Type out all the records word for word. Any pictures are to be left out.
START SUPPLIED MATERIAL
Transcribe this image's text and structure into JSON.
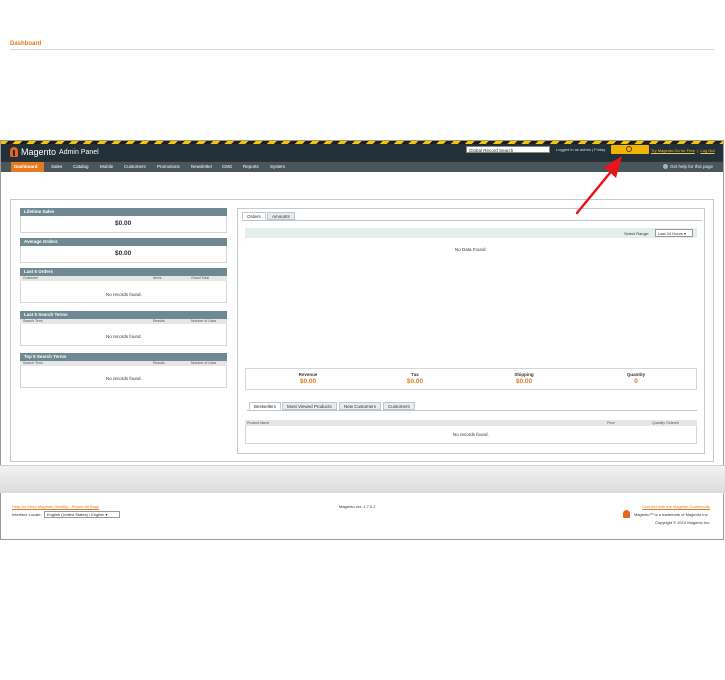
{
  "header": {
    "logo_text": "Magento",
    "logo_sub": "Admin Panel",
    "search_value": "Global Record Search",
    "logged_in": "Logged in as admin  |  Friday",
    "links": [
      "Try Magento Go for Free",
      "Log Out"
    ]
  },
  "nav": {
    "items": [
      "Dashboard",
      "Sales",
      "Catalog",
      "Mobile",
      "Customers",
      "Promotions",
      "Newsletter",
      "CMS",
      "Reports",
      "System"
    ],
    "help": "Get help for this page"
  },
  "page_title": "Dashboard",
  "lifetime_sales": {
    "title": "Lifetime Sales",
    "value": "$0.00"
  },
  "average_orders": {
    "title": "Average Orders",
    "value": "$0.00"
  },
  "last_orders": {
    "title": "Last 5 Orders",
    "columns": [
      "Customer",
      "Items",
      "Grand Total"
    ],
    "empty": "No records found."
  },
  "last_search": {
    "title": "Last 5 Search Terms",
    "columns": [
      "Search Term",
      "Results",
      "Number of Uses"
    ],
    "empty": "No records found."
  },
  "top_search": {
    "title": "Top 5 Search Terms",
    "columns": [
      "Search Term",
      "Results",
      "Number of Uses"
    ],
    "empty": "No records found."
  },
  "chart_tabs": [
    "Orders",
    "Amounts"
  ],
  "range": {
    "label": "Select Range:",
    "value": "Last 24 Hours"
  },
  "no_data": "No Data Found",
  "totals": [
    {
      "label": "Revenue",
      "value": "$0.00"
    },
    {
      "label": "Tax",
      "value": "$0.00"
    },
    {
      "label": "Shipping",
      "value": "$0.00"
    },
    {
      "label": "Quantity",
      "value": "0"
    }
  ],
  "grid_tabs": [
    "Bestsellers",
    "Most Viewed Products",
    "New Customers",
    "Customers"
  ],
  "bestsellers": {
    "columns": [
      "Product Name",
      "Price",
      "Quantity Ordered"
    ],
    "empty": "No records found."
  },
  "footer": {
    "help_link": "Help Us Keep Magento Healthy - Report All Bugs",
    "locale_label": "Interface Locale:",
    "locale_value": "English (United States) / English",
    "version": "Magento ver. 1.7.0.2",
    "connect": "Connect with the Magento Community",
    "trademark": "Magento™ is a trademark of Magento Inc.",
    "copyright": "Copyright © 2014 Magento Inc."
  },
  "colors": {
    "accent": "#e47b20",
    "header": "#223038",
    "nav": "#4b565c",
    "widget_head": "#6f8992",
    "annotation": "#e8151b"
  }
}
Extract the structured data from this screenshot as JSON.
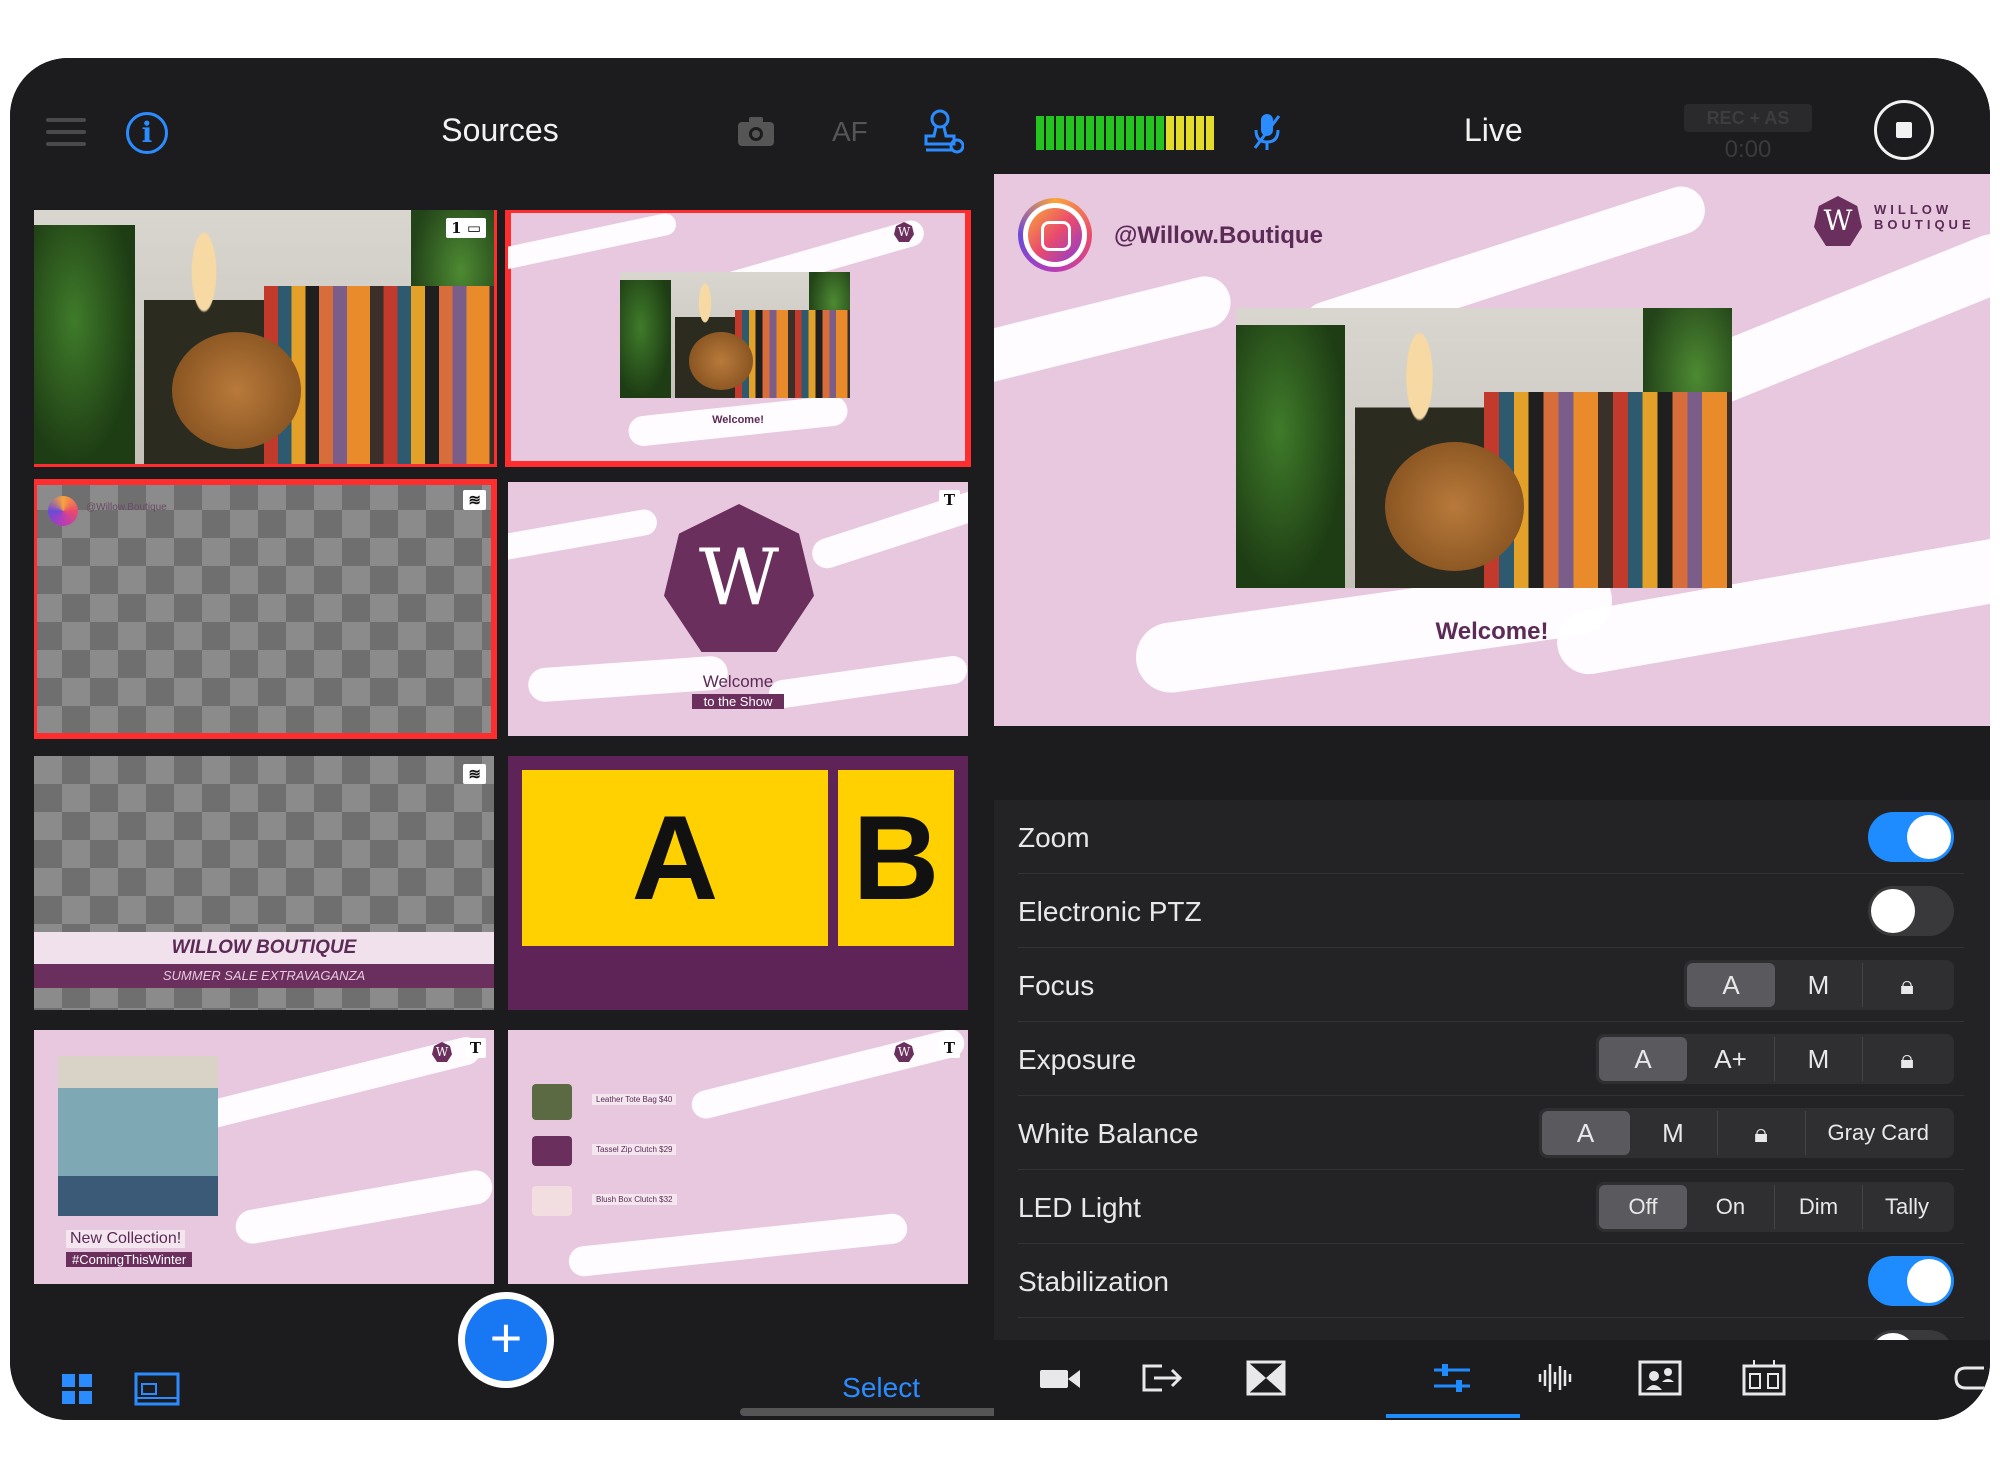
{
  "left_panel": {
    "title": "Sources",
    "af_label": "AF",
    "select_label": "Select",
    "add_label": "+",
    "tiles": {
      "t1": {
        "badge": "1"
      },
      "t2": {
        "caption": "Welcome!"
      },
      "t3": {
        "handle": "@Willow.Boutique"
      },
      "t4": {
        "logo_letter": "W",
        "title": "Welcome",
        "subtitle": "to the Show",
        "badge": "T"
      },
      "t5": {
        "title": "WILLOW BOUTIQUE",
        "subtitle": "SUMMER SALE EXTRAVAGANZA"
      },
      "t6": {
        "a": "A",
        "b": "B"
      },
      "t7": {
        "title": "New Collection!",
        "subtitle": "#ComingThisWinter",
        "badge": "T"
      },
      "t8": {
        "badge": "T",
        "items": [
          "Leather Tote Bag $40",
          "Tassel Zip Clutch $29",
          "Blush Box Clutch $32"
        ]
      }
    }
  },
  "right_panel": {
    "title": "Live",
    "rec_badge": "REC + AS",
    "rec_time": "0:00",
    "preview": {
      "handle": "@Willow.Boutique",
      "brand_letter": "W",
      "brand_name": "WILLOW BOUTIQUE",
      "caption": "Welcome!"
    },
    "settings": {
      "zoom": {
        "label": "Zoom",
        "on": true
      },
      "eptz": {
        "label": "Electronic PTZ",
        "on": false
      },
      "focus": {
        "label": "Focus",
        "options": [
          "A",
          "M"
        ],
        "selected": "A"
      },
      "exposure": {
        "label": "Exposure",
        "options": [
          "A",
          "A+",
          "M"
        ],
        "selected": "A"
      },
      "white_balance": {
        "label": "White Balance",
        "options": [
          "A",
          "M",
          "Gray Card"
        ],
        "selected": "A"
      },
      "led": {
        "label": "LED Light",
        "options": [
          "Off",
          "On",
          "Dim",
          "Tally"
        ],
        "selected": "Off"
      },
      "stabilization": {
        "label": "Stabilization",
        "on": true
      }
    }
  },
  "colors": {
    "accent": "#1e8bff",
    "selection": "#ff2d2d",
    "brand": "#6b2f5e",
    "pink": "#e7c8df",
    "yellow": "#ffd100"
  }
}
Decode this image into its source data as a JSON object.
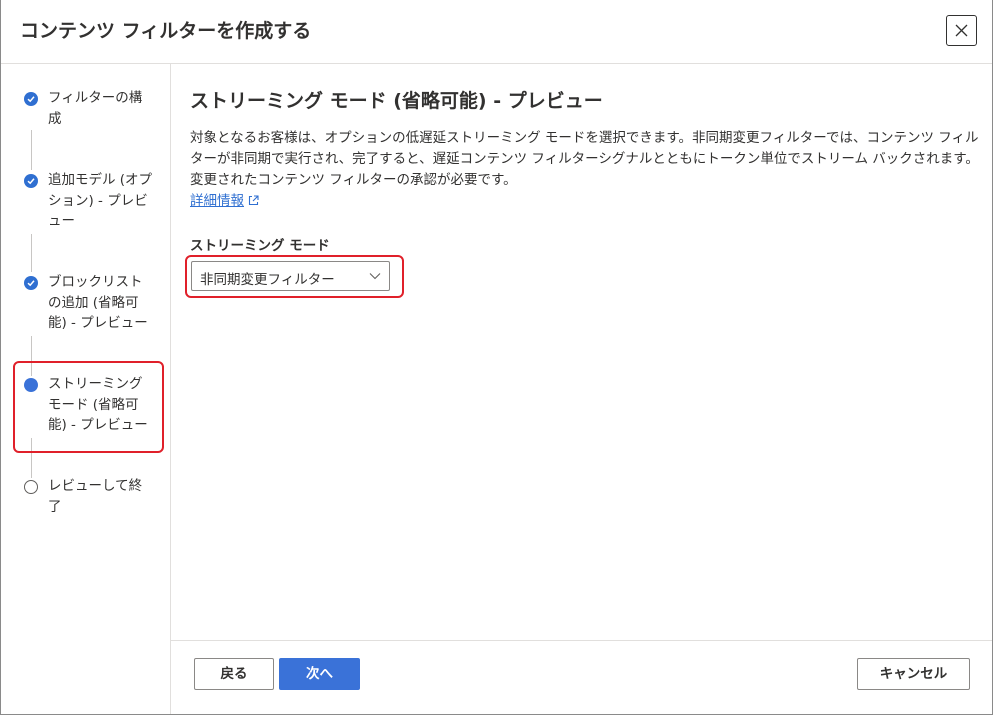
{
  "dialog": {
    "title": "コンテンツ フィルターを作成する"
  },
  "steps": [
    {
      "label": "フィルターの構成",
      "status": "done"
    },
    {
      "label": "追加モデル (オプション) - プレビュー",
      "status": "done"
    },
    {
      "label": "ブロックリストの追加 (省略可能) - プレビュー",
      "status": "done"
    },
    {
      "label": "ストリーミング モード (省略可能) - プレビュー",
      "status": "current"
    },
    {
      "label": "レビューして終了",
      "status": "pending"
    }
  ],
  "main": {
    "section_title": "ストリーミング モード (省略可能) - プレビュー",
    "description": "対象となるお客様は、オプションの低遅延ストリーミング モードを選択できます。非同期変更フィルターでは、コンテンツ フィルターが非同期で実行され、完了すると、遅延コンテンツ フィルターシグナルとともにトークン単位でストリーム バックされます。変更されたコンテンツ フィルターの承認が必要です。",
    "learn_more": "詳細情報",
    "field_label": "ストリーミング モード",
    "dropdown_value": "非同期変更フィルター"
  },
  "footer": {
    "back_label": "戻る",
    "next_label": "次へ",
    "cancel_label": "キャンセル"
  },
  "colors": {
    "accent": "#3a72d8",
    "highlight": "#e0202a"
  }
}
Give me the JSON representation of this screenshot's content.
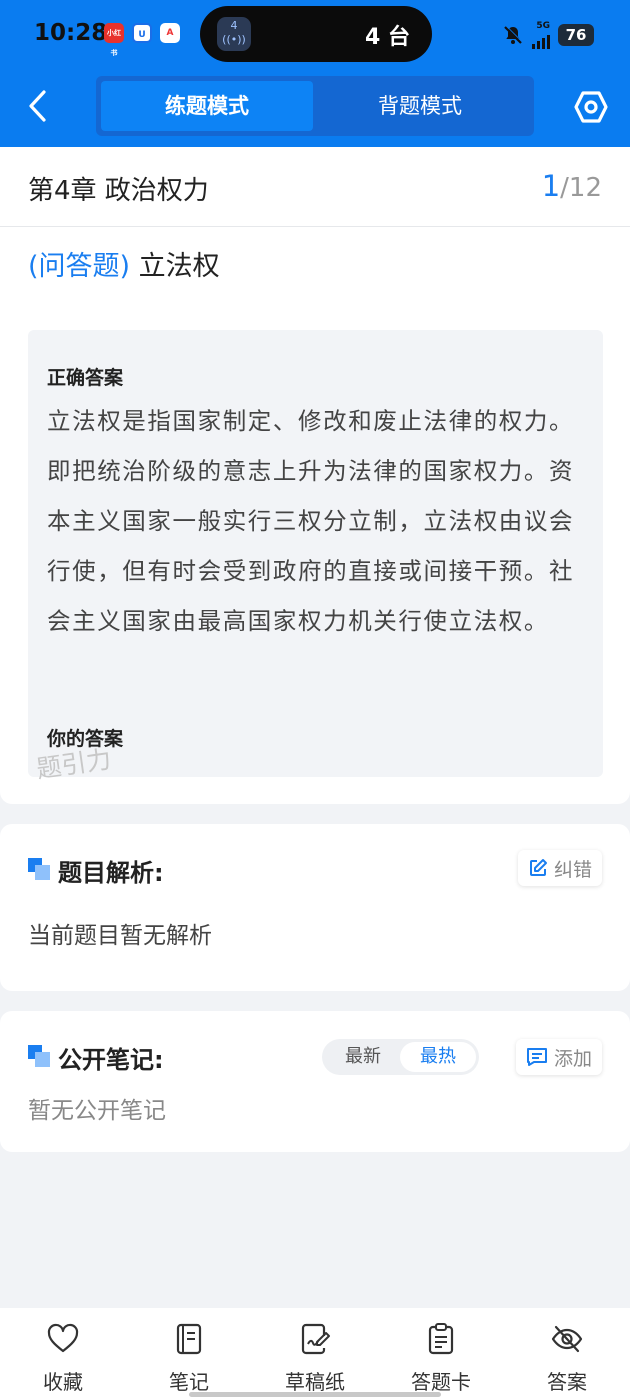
END SUPPLIED MATERIAL
> **COMPLETED TASK**
Transcribe this image's text and structure into JSON.
{
  "header": {
    "logo_text": "Magento",
    "logo_sub": "Admin Panel",
    "search_value": "Global Record Search",
    "logged_in": "Logged in as admin  |  Friday",
    "links": [
      "Try Magento Go for Free",
      "Log Out"
    ]
  },
  "nav": {
    "items": [
      "Dashboard",
      "Sales",
      "Catalog",
      "Mobile",
      "Customers",
      "Promotions",
      "Newsletter",
      "CMS",
      "Reports",
      "System"
    ],
    "help": "Get help for this page"
  },
  "page_title": "Dashboard",
  "lifetime_sales": {
    "title": "Lifetime Sales",
    "value": "$0.00"
  },
  "average_orders": {
    "title": "Average Orders",
    "value": "$0.00"
  },
  "last_orders": {
    "title": "Last 5 Orders",
    "columns": [
      "Customer",
      "Items",
      "Grand Total"
    ],
    "empty": "No records found."
  },
  "last_search": {
    "title": "Last 5 Search Terms",
    "columns": [
      "Search Term",
      "Results",
      "Number of Uses"
    ],
    "empty": "No records found."
  },
  "top_search": {
    "title": "Top 5 Search Terms",
    "columns": [
      "Search Term",
      "Results",
      "Number of Uses"
    ],
    "empty": "No records found."
  },
  "chart_tabs": [
    "Orders",
    "Amounts"
  ],
  "range": {
    "label": "Select Range:",
    "value": "Last 24 Hours"
  },
  "no_data": "No Data Found",
  "totals": [
    {
      "label": "Revenue",
      "value": "$0.00"
    },
    {
      "label": "Tax",
      "value": "$0.00"
    },
    {
      "label": "Shipping",
      "value": "$0.00"
    },
    {
      "label": "Quantity",
      "value": "0"
    }
  ],
  "grid_tabs": [
    "Bestsellers",
    "Most Viewed Products",
    "New Customers",
    "Customers"
  ],
  "bestsellers": {
    "columns": [
      "Product Name",
      "Price",
      "Quantity Ordered"
    ],
    "empty": "No records found."
  },
  "footer": {
    "help_link": "Help Us Keep Magento Healthy - Report All Bugs",
    "locale_label": "Interface Locale:",
    "locale_value": "English (United States) / English",
    "version": "Magento ver. 1.7.0.2",
    "connect": "Connect with the Magento Community",
    "trademark": "Magento™ is a trademark of Magento Inc.",
    "copyright": "Copyright © 2014 Magento Inc."
  },
  "colors": {
    "accent": "#e47b20",
    "header": "#223038",
    "nav": "#4b565c",
    "widget_head": "#6f8992",
    "annotation": "#e8151b"
  }
}
Extract the structured data from this screenshot as JSON.
{
  "left_panel": {
    "title": "Sources",
    "af_label": "AF",
    "select_label": "Select",
    "add_label": "+",
    "tiles": {
      "t1": {
        "badge": "1"
      },
      "t2": {
        "caption": "Welcome!"
      },
      "t3": {
        "handle": "@Willow.Boutique"
      },
      "t4": {
        "logo_letter": "W",
        "title": "Welcome",
        "subtitle": "to the Show",
        "badge": "T"
      },
      "t5": {
        "title": "WILLOW BOUTIQUE",
        "subtitle": "SUMMER SALE EXTRAVAGANZA"
      },
      "t6": {
        "a": "A",
        "b": "B"
      },
      "t7": {
        "title": "New Collection!",
        "subtitle": "#ComingThisWinter",
        "badge": "T"
      },
      "t8": {
        "badge": "T",
        "items": [
          "Leather Tote Bag $40",
          "Tassel Zip Clutch $29",
          "Blush Box Clutch $32"
        ]
      }
    }
  },
  "right_panel": {
    "title": "Live",
    "rec_badge": "REC + AS",
    "rec_time": "0:00",
    "preview": {
      "handle": "@Willow.Boutique",
      "brand_letter": "W",
      "brand_name": "WILLOW BOUTIQUE",
      "caption": "Welcome!"
    },
    "settings": {
      "zoom": {
        "label": "Zoom",
        "on": true
      },
      "eptz": {
        "label": "Electronic PTZ",
        "on": false
      },
      "focus": {
        "label": "Focus",
        "options": [
          "A",
          "M"
        ],
        "selected": "A"
      },
      "exposure": {
        "label": "Exposure",
        "options": [
          "A",
          "A+",
          "M"
        ],
        "selected": "A"
      },
      "white_balance": {
        "label": "White Balance",
        "options": [
          "A",
          "M",
          "Gray Card"
        ],
        "selected": "A"
      },
      "led": {
        "label": "LED Light",
        "options": [
          "Off",
          "On",
          "Dim",
          "Tally"
        ],
        "selected": "Off"
      },
      "stabilization": {
        "label": "Stabilization",
        "on": true
      }
    }
  },
  "colors": {
    "accent": "#1e8bff",
    "selection": "#ff2d2d",
    "brand": "#6b2f5e",
    "pink": "#e7c8df",
    "yellow": "#ffd100"
  }
}
Decode this image into its source data as a JSON object.
{
  "dialog": {
    "title": "コンテンツ フィルターを作成する"
  },
  "steps": [
    {
      "label": "フィルターの構成",
      "status": "done"
    },
    {
      "label": "追加モデル (オプション) - プレビュー",
      "status": "done"
    },
    {
      "label": "ブロックリストの追加 (省略可能) - プレビュー",
      "status": "done"
    },
    {
      "label": "ストリーミング モード (省略可能) - プレビュー",
      "status": "current"
    },
    {
      "label": "レビューして終了",
      "status": "pending"
    }
  ],
  "main": {
    "section_title": "ストリーミング モード (省略可能) - プレビュー",
    "description": "対象となるお客様は、オプションの低遅延ストリーミング モードを選択できます。非同期変更フィルターでは、コンテンツ フィルターが非同期で実行され、完了すると、遅延コンテンツ フィルターシグナルとともにトークン単位でストリーム バックされます。変更されたコンテンツ フィルターの承認が必要です。",
    "learn_more": "詳細情報",
    "field_label": "ストリーミング モード",
    "dropdown_value": "非同期変更フィルター"
  },
  "footer": {
    "back_label": "戻る",
    "next_label": "次へ",
    "cancel_label": "キャンセル"
  },
  "colors": {
    "accent": "#3a72d8",
    "highlight": "#e0202a"
  }
}
Give me the JSON representation of this screenshot's content.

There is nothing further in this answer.